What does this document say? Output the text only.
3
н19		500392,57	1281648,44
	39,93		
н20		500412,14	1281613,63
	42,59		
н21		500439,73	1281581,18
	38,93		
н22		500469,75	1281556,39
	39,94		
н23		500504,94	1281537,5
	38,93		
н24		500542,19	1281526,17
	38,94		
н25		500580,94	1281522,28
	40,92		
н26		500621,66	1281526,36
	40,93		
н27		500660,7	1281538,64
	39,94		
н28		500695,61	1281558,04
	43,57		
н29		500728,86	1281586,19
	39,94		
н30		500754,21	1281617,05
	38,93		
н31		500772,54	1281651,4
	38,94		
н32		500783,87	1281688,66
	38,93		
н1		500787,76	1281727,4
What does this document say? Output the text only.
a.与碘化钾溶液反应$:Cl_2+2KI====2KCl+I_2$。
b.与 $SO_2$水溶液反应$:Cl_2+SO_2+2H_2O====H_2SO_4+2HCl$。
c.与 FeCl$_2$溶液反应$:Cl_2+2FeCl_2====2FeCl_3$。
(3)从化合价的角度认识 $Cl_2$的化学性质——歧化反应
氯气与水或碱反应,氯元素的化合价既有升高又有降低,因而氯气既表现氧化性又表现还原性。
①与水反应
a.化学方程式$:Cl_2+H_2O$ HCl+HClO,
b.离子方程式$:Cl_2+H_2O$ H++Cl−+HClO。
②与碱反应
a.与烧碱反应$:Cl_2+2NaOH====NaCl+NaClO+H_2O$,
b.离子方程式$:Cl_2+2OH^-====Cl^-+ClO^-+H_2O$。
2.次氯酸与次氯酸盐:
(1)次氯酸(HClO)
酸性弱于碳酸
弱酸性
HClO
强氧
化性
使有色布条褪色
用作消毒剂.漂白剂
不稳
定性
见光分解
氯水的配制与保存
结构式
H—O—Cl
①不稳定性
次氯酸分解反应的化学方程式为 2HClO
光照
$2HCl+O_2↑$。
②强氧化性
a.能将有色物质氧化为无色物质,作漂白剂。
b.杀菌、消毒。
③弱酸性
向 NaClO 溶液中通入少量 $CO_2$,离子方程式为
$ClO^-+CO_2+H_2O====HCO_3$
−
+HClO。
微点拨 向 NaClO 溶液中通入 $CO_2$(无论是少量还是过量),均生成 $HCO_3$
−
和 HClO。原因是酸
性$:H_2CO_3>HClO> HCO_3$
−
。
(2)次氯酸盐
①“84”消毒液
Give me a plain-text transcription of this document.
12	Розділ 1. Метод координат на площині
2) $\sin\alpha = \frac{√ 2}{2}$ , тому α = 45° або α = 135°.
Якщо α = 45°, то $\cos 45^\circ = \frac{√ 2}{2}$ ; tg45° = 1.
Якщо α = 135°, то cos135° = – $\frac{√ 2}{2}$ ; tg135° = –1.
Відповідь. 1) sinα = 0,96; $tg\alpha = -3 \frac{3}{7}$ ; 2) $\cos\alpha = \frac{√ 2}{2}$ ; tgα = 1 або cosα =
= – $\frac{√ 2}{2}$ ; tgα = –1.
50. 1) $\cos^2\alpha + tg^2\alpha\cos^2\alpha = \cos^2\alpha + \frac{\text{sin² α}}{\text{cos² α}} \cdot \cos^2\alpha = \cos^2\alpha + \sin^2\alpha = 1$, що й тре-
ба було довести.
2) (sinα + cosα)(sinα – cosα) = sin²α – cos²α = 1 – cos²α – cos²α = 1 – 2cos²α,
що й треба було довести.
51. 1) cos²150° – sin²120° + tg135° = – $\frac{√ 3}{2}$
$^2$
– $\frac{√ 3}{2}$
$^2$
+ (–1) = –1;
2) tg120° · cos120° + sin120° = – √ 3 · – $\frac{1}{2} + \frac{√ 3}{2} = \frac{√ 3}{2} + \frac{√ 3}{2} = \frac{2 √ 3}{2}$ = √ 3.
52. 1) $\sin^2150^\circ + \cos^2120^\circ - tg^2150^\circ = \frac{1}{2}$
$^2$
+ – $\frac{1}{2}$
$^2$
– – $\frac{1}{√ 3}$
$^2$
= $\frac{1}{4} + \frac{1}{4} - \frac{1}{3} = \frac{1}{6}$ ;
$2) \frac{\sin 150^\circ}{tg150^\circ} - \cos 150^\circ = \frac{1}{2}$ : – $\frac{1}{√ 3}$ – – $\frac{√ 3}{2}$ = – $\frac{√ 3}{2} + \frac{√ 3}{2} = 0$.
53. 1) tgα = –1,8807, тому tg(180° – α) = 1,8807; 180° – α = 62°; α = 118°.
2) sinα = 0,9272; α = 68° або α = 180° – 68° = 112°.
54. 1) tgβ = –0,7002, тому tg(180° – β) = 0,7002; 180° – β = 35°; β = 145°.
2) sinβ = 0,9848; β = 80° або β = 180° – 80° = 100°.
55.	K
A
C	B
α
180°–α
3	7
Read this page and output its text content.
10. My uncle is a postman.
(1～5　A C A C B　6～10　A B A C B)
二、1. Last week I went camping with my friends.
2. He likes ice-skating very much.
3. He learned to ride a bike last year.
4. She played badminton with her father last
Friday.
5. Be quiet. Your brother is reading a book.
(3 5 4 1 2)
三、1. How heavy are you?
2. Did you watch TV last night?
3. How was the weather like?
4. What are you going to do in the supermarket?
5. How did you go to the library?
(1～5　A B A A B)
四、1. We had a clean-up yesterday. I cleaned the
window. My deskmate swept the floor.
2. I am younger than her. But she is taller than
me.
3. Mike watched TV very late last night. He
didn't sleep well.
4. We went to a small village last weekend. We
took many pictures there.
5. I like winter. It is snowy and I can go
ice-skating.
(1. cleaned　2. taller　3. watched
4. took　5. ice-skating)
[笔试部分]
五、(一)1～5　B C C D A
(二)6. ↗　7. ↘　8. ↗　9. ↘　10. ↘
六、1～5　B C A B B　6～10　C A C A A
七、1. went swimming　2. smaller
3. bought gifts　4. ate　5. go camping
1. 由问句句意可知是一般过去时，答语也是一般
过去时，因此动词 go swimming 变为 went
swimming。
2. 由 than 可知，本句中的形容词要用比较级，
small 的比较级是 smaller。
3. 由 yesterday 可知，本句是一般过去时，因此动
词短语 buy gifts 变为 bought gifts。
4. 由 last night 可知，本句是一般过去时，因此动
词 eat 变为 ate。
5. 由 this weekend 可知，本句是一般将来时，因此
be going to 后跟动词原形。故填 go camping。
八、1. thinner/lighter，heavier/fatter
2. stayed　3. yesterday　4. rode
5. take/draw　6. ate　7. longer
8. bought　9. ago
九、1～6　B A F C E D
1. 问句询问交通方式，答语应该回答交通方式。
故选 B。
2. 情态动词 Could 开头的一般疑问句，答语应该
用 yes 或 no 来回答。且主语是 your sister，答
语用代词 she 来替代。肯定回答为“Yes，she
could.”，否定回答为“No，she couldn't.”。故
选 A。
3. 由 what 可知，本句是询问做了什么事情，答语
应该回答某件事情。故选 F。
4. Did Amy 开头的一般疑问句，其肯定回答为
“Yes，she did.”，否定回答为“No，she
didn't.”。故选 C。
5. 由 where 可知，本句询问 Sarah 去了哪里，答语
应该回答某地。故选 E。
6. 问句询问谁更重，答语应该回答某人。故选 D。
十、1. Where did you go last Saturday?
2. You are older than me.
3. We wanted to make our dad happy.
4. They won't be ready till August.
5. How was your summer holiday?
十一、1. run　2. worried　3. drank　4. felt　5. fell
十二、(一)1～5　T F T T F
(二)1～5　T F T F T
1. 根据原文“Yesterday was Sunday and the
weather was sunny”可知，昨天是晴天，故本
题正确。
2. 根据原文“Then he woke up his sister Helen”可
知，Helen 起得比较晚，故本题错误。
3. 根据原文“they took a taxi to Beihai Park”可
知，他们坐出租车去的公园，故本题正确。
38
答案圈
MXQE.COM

══════════════════════════════

## Required task:
Every entry needs to be retyped exactly.

## The answer:
What does this document say? Output the text only.
3
н19		500392,57	1281648,44
	39,93		
н20		500412,14	1281613,63
	42,59		
н21		500439,73	1281581,18
	38,93		
н22		500469,75	1281556,39
	39,94		
н23		500504,94	1281537,5
	38,93		
н24		500542,19	1281526,17
	38,94		
н25		500580,94	1281522,28
	40,92		
н26		500621,66	1281526,36
	40,93		
н27		500660,7	1281538,64
	39,94		
н28		500695,61	1281558,04
	43,57		
н29		500728,86	1281586,19
	39,94		
н30		500754,21	1281617,05
	38,93		
н31		500772,54	1281651,4
	38,94		
н32		500783,87	1281688,66
	38,93		
н1		500787,76	1281727,4
What does this document say? Output the text only.
a.与碘化钾溶液反应$:Cl_2+2KI====2KCl+I_2$。
b.与 $SO_2$水溶液反应$:Cl_2+SO_2+2H_2O====H_2SO_4+2HCl$。
c.与 FeCl$_2$溶液反应$:Cl_2+2FeCl_2====2FeCl_3$。
(3)从化合价的角度认识 $Cl_2$的化学性质——歧化反应
氯气与水或碱反应,氯元素的化合价既有升高又有降低,因而氯气既表现氧化性又表现还原性。
①与水反应
a.化学方程式$:Cl_2+H_2O$ HCl+HClO,
b.离子方程式$:Cl_2+H_2O$ H++Cl−+HClO。
②与碱反应
a.与烧碱反应$:Cl_2+2NaOH====NaCl+NaClO+H_2O$,
b.离子方程式$:Cl_2+2OH^-====Cl^-+ClO^-+H_2O$。
2.次氯酸与次氯酸盐:
(1)次氯酸(HClO)
酸性弱于碳酸
弱酸性
HClO
强氧
化性
使有色布条褪色
用作消毒剂.漂白剂
不稳
定性
见光分解
氯水的配制与保存
结构式
H—O—Cl
①不稳定性
次氯酸分解反应的化学方程式为 2HClO
光照
$2HCl+O_2↑$。
②强氧化性
a.能将有色物质氧化为无色物质,作漂白剂。
b.杀菌、消毒。
③弱酸性
向 NaClO 溶液中通入少量 $CO_2$,离子方程式为
$ClO^-+CO_2+H_2O====HCO_3$
−
+HClO。
微点拨 向 NaClO 溶液中通入 $CO_2$(无论是少量还是过量),均生成 $HCO_3$
−
和 HClO。原因是酸
性$:H_2CO_3>HClO> HCO_3$
−
。
(2)次氯酸盐
①“84”消毒液
Give me a plain-text transcription of this document.
12	Розділ 1. Метод координат на площині
2) $\sin\alpha = \frac{√ 2}{2}$ , тому α = 45° або α = 135°.
Якщо α = 45°, то $\cos 45^\circ = \frac{√ 2}{2}$ ; tg45° = 1.
Якщо α = 135°, то cos135° = – $\frac{√ 2}{2}$ ; tg135° = –1.
Відповідь. 1) sinα = 0,96; $tg\alpha = -3 \frac{3}{7}$ ; 2) $\cos\alpha = \frac{√ 2}{2}$ ; tgα = 1 або cosα =
= – $\frac{√ 2}{2}$ ; tgα = –1.
50. 1) $\cos^2\alpha + tg^2\alpha\cos^2\alpha = \cos^2\alpha + \frac{\text{sin² α}}{\text{cos² α}} \cdot \cos^2\alpha = \cos^2\alpha + \sin^2\alpha = 1$, що й тре-
ба було довести.
2) (sinα + cosα)(sinα – cosα) = sin²α – cos²α = 1 – cos²α – cos²α = 1 – 2cos²α,
що й треба було довести.
51. 1) cos²150° – sin²120° + tg135° = – $\frac{√ 3}{2}$
$^2$
– $\frac{√ 3}{2}$
$^2$
+ (–1) = –1;
2) tg120° · cos120° + sin120° = – √ 3 · – $\frac{1}{2} + \frac{√ 3}{2} = \frac{√ 3}{2} + \frac{√ 3}{2} = \frac{2 √ 3}{2}$ = √ 3.
52. 1) $\sin^2150^\circ + \cos^2120^\circ - tg^2150^\circ = \frac{1}{2}$
$^2$
+ – $\frac{1}{2}$
$^2$
– – $\frac{1}{√ 3}$
$^2$
= $\frac{1}{4} + \frac{1}{4} - \frac{1}{3} = \frac{1}{6}$ ;
$2) \frac{\sin 150^\circ}{tg150^\circ} - \cos 150^\circ = \frac{1}{2}$ : – $\frac{1}{√ 3}$ – – $\frac{√ 3}{2}$ = – $\frac{√ 3}{2} + \frac{√ 3}{2} = 0$.
53. 1) tgα = –1,8807, тому tg(180° – α) = 1,8807; 180° – α = 62°; α = 118°.
2) sinα = 0,9272; α = 68° або α = 180° – 68° = 112°.
54. 1) tgβ = –0,7002, тому tg(180° – β) = 0,7002; 180° – β = 35°; β = 145°.
2) sinβ = 0,9848; β = 80° або β = 180° – 80° = 100°.
55.	K
A
C	B
α
180°–α
3	7
Read this page and output its text content.
10. My uncle is a postman.
(1～5　A C A C B　6～10　A B A C B)
二、1. Last week I went camping with my friends.
2. He likes ice-skating very much.
3. He learned to ride a bike last year.
4. She played badminton with her father last
Friday.
5. Be quiet. Your brother is reading a book.
(3 5 4 1 2)
三、1. How heavy are you?
2. Did you watch TV last night?
3. How was the weather like?
4. What are you going to do in the supermarket?
5. How did you go to the library?
(1～5　A B A A B)
四、1. We had a clean-up yesterday. I cleaned the
window. My deskmate swept the floor.
2. I am younger than her. But she is taller than
me.
3. Mike watched TV very late last night. He
didn't sleep well.
4. We went to a small village last weekend. We
took many pictures there.
5. I like winter. It is snowy and I can go
ice-skating.
(1. cleaned　2. taller　3. watched
4. took　5. ice-skating)
[笔试部分]
五、(一)1～5　B C C D A
(二)6. ↗　7. ↘　8. ↗　9. ↘　10. ↘
六、1～5　B C A B B　6～10　C A C A A
七、1. went swimming　2. smaller
3. bought gifts　4. ate　5. go camping
1. 由问句句意可知是一般过去时，答语也是一般
过去时，因此动词 go swimming 变为 went
swimming。
2. 由 than 可知，本句中的形容词要用比较级，
small 的比较级是 smaller。
3. 由 yesterday 可知，本句是一般过去时，因此动
词短语 buy gifts 变为 bought gifts。
4. 由 last night 可知，本句是一般过去时，因此动
词 eat 变为 ate。
5. 由 this weekend 可知，本句是一般将来时，因此
be going to 后跟动词原形。故填 go camping。
八、1. thinner/lighter，heavier/fatter
2. stayed　3. yesterday　4. rode
5. take/draw　6. ate　7. longer
8. bought　9. ago
九、1～6　B A F C E D
1. 问句询问交通方式，答语应该回答交通方式。
故选 B。
2. 情态动词 Could 开头的一般疑问句，答语应该
用 yes 或 no 来回答。且主语是 your sister，答
语用代词 she 来替代。肯定回答为“Yes，she
could.”，否定回答为“No，she couldn't.”。故
选 A。
3. 由 what 可知，本句是询问做了什么事情，答语
应该回答某件事情。故选 F。
4. Did Amy 开头的一般疑问句，其肯定回答为
“Yes，she did.”，否定回答为“No，she
didn't.”。故选 C。
5. 由 where 可知，本句询问 Sarah 去了哪里，答语
应该回答某地。故选 E。
6. 问句询问谁更重，答语应该回答某人。故选 D。
十、1. Where did you go last Saturday?
2. You are older than me.
3. We wanted to make our dad happy.
4. They won't be ready till August.
5. How was your summer holiday?
十一、1. run　2. worried　3. drank　4. felt　5. fell
十二、(一)1～5　T F T T F
(二)1～5　T F T F T
1. 根据原文“Yesterday was Sunday and the
weather was sunny”可知，昨天是晴天，故本
题正确。
2. 根据原文“Then he woke up his sister Helen”可
知，Helen 起得比较晚，故本题错误。
3. 根据原文“they took a taxi to Beihai Park”可
知，他们坐出租车去的公园，故本题正确。
38
答案圈
MXQE.COM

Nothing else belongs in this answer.